→ **What to do**:
Write out the entries below once more, exactly, with the pictures left out.

(Records from a collection of figures)
□ □ □ □ □ □ □

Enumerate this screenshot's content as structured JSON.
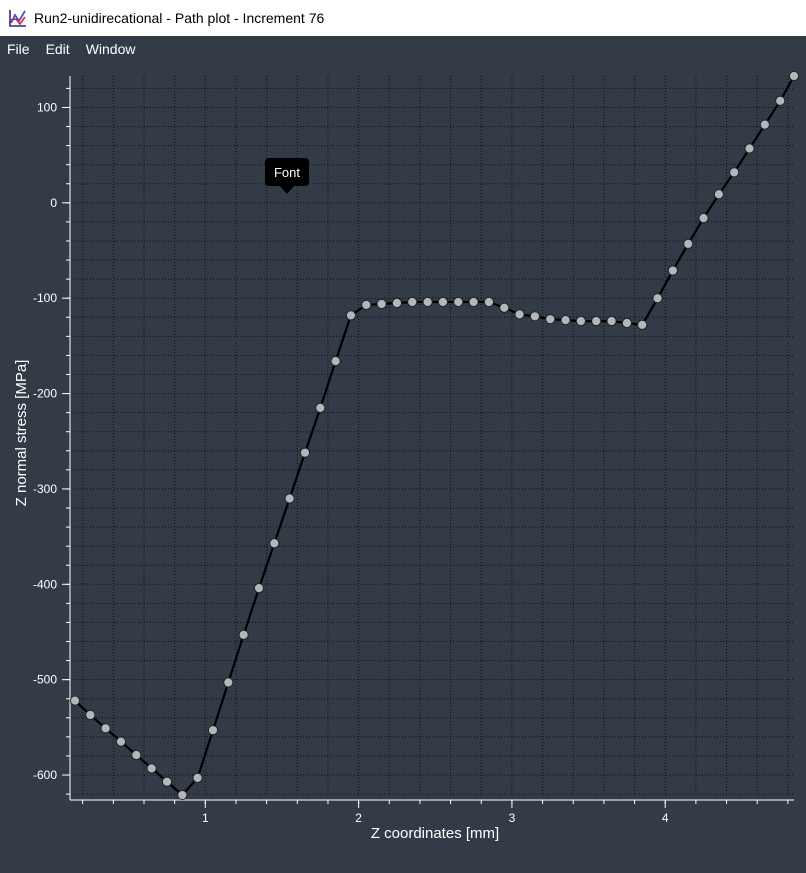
{
  "window": {
    "title": "Run2-unidirecational - Path plot - Increment 76"
  },
  "menu": {
    "items": [
      "File",
      "Edit",
      "Window"
    ]
  },
  "icons": {
    "app": "line-chart-icon"
  },
  "colors": {
    "background": "#333c46",
    "line": "#000000",
    "marker": "#b4b6b9",
    "grid": "#0b0f14",
    "axis_text": "#ffffff"
  },
  "tooltip": {
    "text": "Font"
  },
  "chart_data": {
    "type": "line",
    "title": "",
    "xlabel": "Z coordinates [mm]",
    "ylabel": "Z normal stress [MPa]",
    "xlim": [
      0.15,
      4.84
    ],
    "ylim": [
      -622,
      133
    ],
    "xticks": [
      1,
      2,
      3,
      4
    ],
    "yticks": [
      100,
      0,
      -100,
      -200,
      -300,
      -400,
      -500,
      -600
    ],
    "grid": true,
    "marker": "circle",
    "series": [
      {
        "x": [
          0.15,
          0.25,
          0.35,
          0.45,
          0.55,
          0.65,
          0.75,
          0.85,
          0.95,
          1.05,
          1.15,
          1.25,
          1.35,
          1.45,
          1.55,
          1.65,
          1.75,
          1.85,
          1.95,
          2.05,
          2.15,
          2.25,
          2.35,
          2.45,
          2.55,
          2.65,
          2.75,
          2.85,
          2.95,
          3.05,
          3.15,
          3.25,
          3.35,
          3.45,
          3.55,
          3.65,
          3.75,
          3.85,
          3.95,
          4.05,
          4.15,
          4.25,
          4.35,
          4.45,
          4.55,
          4.65,
          4.75,
          4.84
        ],
        "y": [
          -522,
          -537,
          -551,
          -565,
          -579,
          -593,
          -607,
          -621,
          -603,
          -553,
          -503,
          -453,
          -404,
          -357,
          -310,
          -262,
          -215,
          -166,
          -118,
          -107,
          -106,
          -105,
          -104,
          -104,
          -104,
          -104,
          -104,
          -104,
          -110,
          -117,
          -119,
          -122,
          -123,
          -124,
          -124,
          -124,
          -126,
          -128,
          -100,
          -71,
          -43,
          -16,
          9,
          32,
          57,
          82,
          107,
          133
        ]
      }
    ]
  }
}
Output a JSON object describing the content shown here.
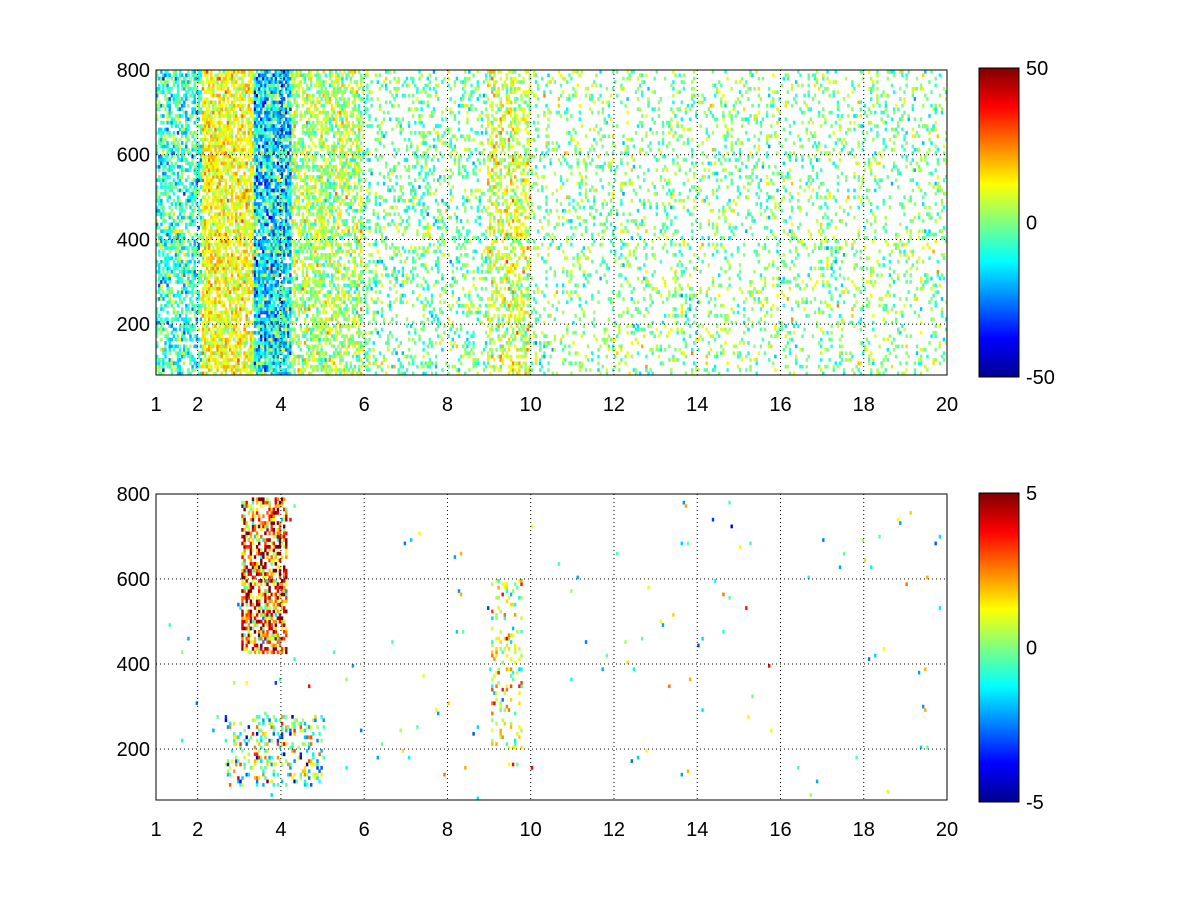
{
  "figure": {
    "background": "#ffffff"
  },
  "chart_data": [
    {
      "type": "heatmap",
      "xlim": [
        1,
        20
      ],
      "ylim": [
        80,
        800
      ],
      "grid": true,
      "grid_style": "dotted",
      "x_ticks": [
        1,
        2,
        4,
        6,
        8,
        10,
        12,
        14,
        16,
        18,
        20
      ],
      "y_ticks": [
        200,
        400,
        600,
        800
      ],
      "colormap": "jet",
      "color_range": [
        -50,
        50
      ],
      "colorbar_ticks": [
        50,
        0,
        -50
      ],
      "background_cells": "white (undefined / masked)",
      "value_distribution": [
        {
          "x_range": [
            1,
            2.1
          ],
          "density": 0.55,
          "mean": -8,
          "spread": 14
        },
        {
          "x_range": [
            2.1,
            3.3
          ],
          "density": 0.7,
          "mean": 12,
          "spread": 10
        },
        {
          "x_range": [
            3.3,
            4.2
          ],
          "density": 0.85,
          "mean": -14,
          "spread": 18
        },
        {
          "x_range": [
            4.2,
            5.9
          ],
          "density": 0.55,
          "mean": 4,
          "spread": 12
        },
        {
          "x_range": [
            5.9,
            8.9
          ],
          "density": 0.22,
          "mean": -2,
          "spread": 12
        },
        {
          "x_range": [
            8.9,
            10.0
          ],
          "density": 0.45,
          "mean": 8,
          "spread": 12
        },
        {
          "x_range": [
            10.0,
            20.0
          ],
          "density": 0.16,
          "mean": 0,
          "spread": 12
        }
      ]
    },
    {
      "type": "heatmap",
      "xlim": [
        1,
        20
      ],
      "ylim": [
        80,
        800
      ],
      "grid": true,
      "grid_style": "dotted",
      "x_ticks": [
        1,
        2,
        4,
        6,
        8,
        10,
        12,
        14,
        16,
        18,
        20
      ],
      "y_ticks": [
        200,
        400,
        600,
        800
      ],
      "colormap": "jet",
      "color_range": [
        -5,
        5
      ],
      "colorbar_ticks": [
        5,
        0,
        -5
      ],
      "background_cells": "white (undefined / masked)",
      "value_distribution": [
        {
          "x_range": [
            3.0,
            4.1
          ],
          "y_range": [
            420,
            790
          ],
          "density": 0.55,
          "mean": 3,
          "spread": 3
        },
        {
          "x_range": [
            2.6,
            5.0
          ],
          "y_range": [
            110,
            280
          ],
          "density": 0.25,
          "mean": 0,
          "spread": 3
        },
        {
          "x_range": [
            9.0,
            9.8
          ],
          "y_range": [
            200,
            600
          ],
          "density": 0.2,
          "mean": 1,
          "spread": 2
        },
        {
          "x_range": [
            1,
            20
          ],
          "y_range": [
            80,
            800
          ],
          "density": 0.004,
          "mean": 0,
          "spread": 3
        }
      ]
    }
  ]
}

□ □ □ □ □ □ □

→ **Exercise answer**:
Enumerate this screenshot's content as structured JSON.
{
  "window": {
    "title": "Run2-unidirecational - Path plot - Increment 76"
  },
  "menu": {
    "items": [
      "File",
      "Edit",
      "Window"
    ]
  },
  "icons": {
    "app": "line-chart-icon"
  },
  "colors": {
    "background": "#333c46",
    "line": "#000000",
    "marker": "#b4b6b9",
    "grid": "#0b0f14",
    "axis_text": "#ffffff"
  },
  "tooltip": {
    "text": "Font"
  },
  "chart_data": {
    "type": "line",
    "title": "",
    "xlabel": "Z coordinates [mm]",
    "ylabel": "Z normal stress [MPa]",
    "xlim": [
      0.15,
      4.84
    ],
    "ylim": [
      -622,
      133
    ],
    "xticks": [
      1,
      2,
      3,
      4
    ],
    "yticks": [
      100,
      0,
      -100,
      -200,
      -300,
      -400,
      -500,
      -600
    ],
    "grid": true,
    "marker": "circle",
    "series": [
      {
        "x": [
          0.15,
          0.25,
          0.35,
          0.45,
          0.55,
          0.65,
          0.75,
          0.85,
          0.95,
          1.05,
          1.15,
          1.25,
          1.35,
          1.45,
          1.55,
          1.65,
          1.75,
          1.85,
          1.95,
          2.05,
          2.15,
          2.25,
          2.35,
          2.45,
          2.55,
          2.65,
          2.75,
          2.85,
          2.95,
          3.05,
          3.15,
          3.25,
          3.35,
          3.45,
          3.55,
          3.65,
          3.75,
          3.85,
          3.95,
          4.05,
          4.15,
          4.25,
          4.35,
          4.45,
          4.55,
          4.65,
          4.75,
          4.84
        ],
        "y": [
          -522,
          -537,
          -551,
          -565,
          -579,
          -593,
          -607,
          -621,
          -603,
          -553,
          -503,
          -453,
          -404,
          -357,
          -310,
          -262,
          -215,
          -166,
          -118,
          -107,
          -106,
          -105,
          -104,
          -104,
          -104,
          -104,
          -104,
          -104,
          -110,
          -117,
          -119,
          -122,
          -123,
          -124,
          -124,
          -124,
          -126,
          -128,
          -100,
          -71,
          -43,
          -16,
          9,
          32,
          57,
          82,
          107,
          133
        ]
      }
    ]
  }
}
Output a JSON object describing the content shown here.
{
  "figure": {
    "background": "#ffffff"
  },
  "chart_data": [
    {
      "type": "heatmap",
      "xlim": [
        1,
        20
      ],
      "ylim": [
        80,
        800
      ],
      "grid": true,
      "grid_style": "dotted",
      "x_ticks": [
        1,
        2,
        4,
        6,
        8,
        10,
        12,
        14,
        16,
        18,
        20
      ],
      "y_ticks": [
        200,
        400,
        600,
        800
      ],
      "colormap": "jet",
      "color_range": [
        -50,
        50
      ],
      "colorbar_ticks": [
        50,
        0,
        -50
      ],
      "background_cells": "white (undefined / masked)",
      "value_distribution": [
        {
          "x_range": [
            1,
            2.1
          ],
          "density": 0.55,
          "mean": -8,
          "spread": 14
        },
        {
          "x_range": [
            2.1,
            3.3
          ],
          "density": 0.7,
          "mean": 12,
          "spread": 10
        },
        {
          "x_range": [
            3.3,
            4.2
          ],
          "density": 0.85,
          "mean": -14,
          "spread": 18
        },
        {
          "x_range": [
            4.2,
            5.9
          ],
          "density": 0.55,
          "mean": 4,
          "spread": 12
        },
        {
          "x_range": [
            5.9,
            8.9
          ],
          "density": 0.22,
          "mean": -2,
          "spread": 12
        },
        {
          "x_range": [
            8.9,
            10.0
          ],
          "density": 0.45,
          "mean": 8,
          "spread": 12
        },
        {
          "x_range": [
            10.0,
            20.0
          ],
          "density": 0.16,
          "mean": 0,
          "spread": 12
        }
      ]
    },
    {
      "type": "heatmap",
      "xlim": [
        1,
        20
      ],
      "ylim": [
        80,
        800
      ],
      "grid": true,
      "grid_style": "dotted",
      "x_ticks": [
        1,
        2,
        4,
        6,
        8,
        10,
        12,
        14,
        16,
        18,
        20
      ],
      "y_ticks": [
        200,
        400,
        600,
        800
      ],
      "colormap": "jet",
      "color_range": [
        -5,
        5
      ],
      "colorbar_ticks": [
        5,
        0,
        -5
      ],
      "background_cells": "white (undefined / masked)",
      "value_distribution": [
        {
          "x_range": [
            3.0,
            4.1
          ],
          "y_range": [
            420,
            790
          ],
          "density": 0.55,
          "mean": 3,
          "spread": 3
        },
        {
          "x_range": [
            2.6,
            5.0
          ],
          "y_range": [
            110,
            280
          ],
          "density": 0.25,
          "mean": 0,
          "spread": 3
        },
        {
          "x_range": [
            9.0,
            9.8
          ],
          "y_range": [
            200,
            600
          ],
          "density": 0.2,
          "mean": 1,
          "spread": 2
        },
        {
          "x_range": [
            1,
            20
          ],
          "y_range": [
            80,
            800
          ],
          "density": 0.004,
          "mean": 0,
          "spread": 3
        }
      ]
    }
  ]
}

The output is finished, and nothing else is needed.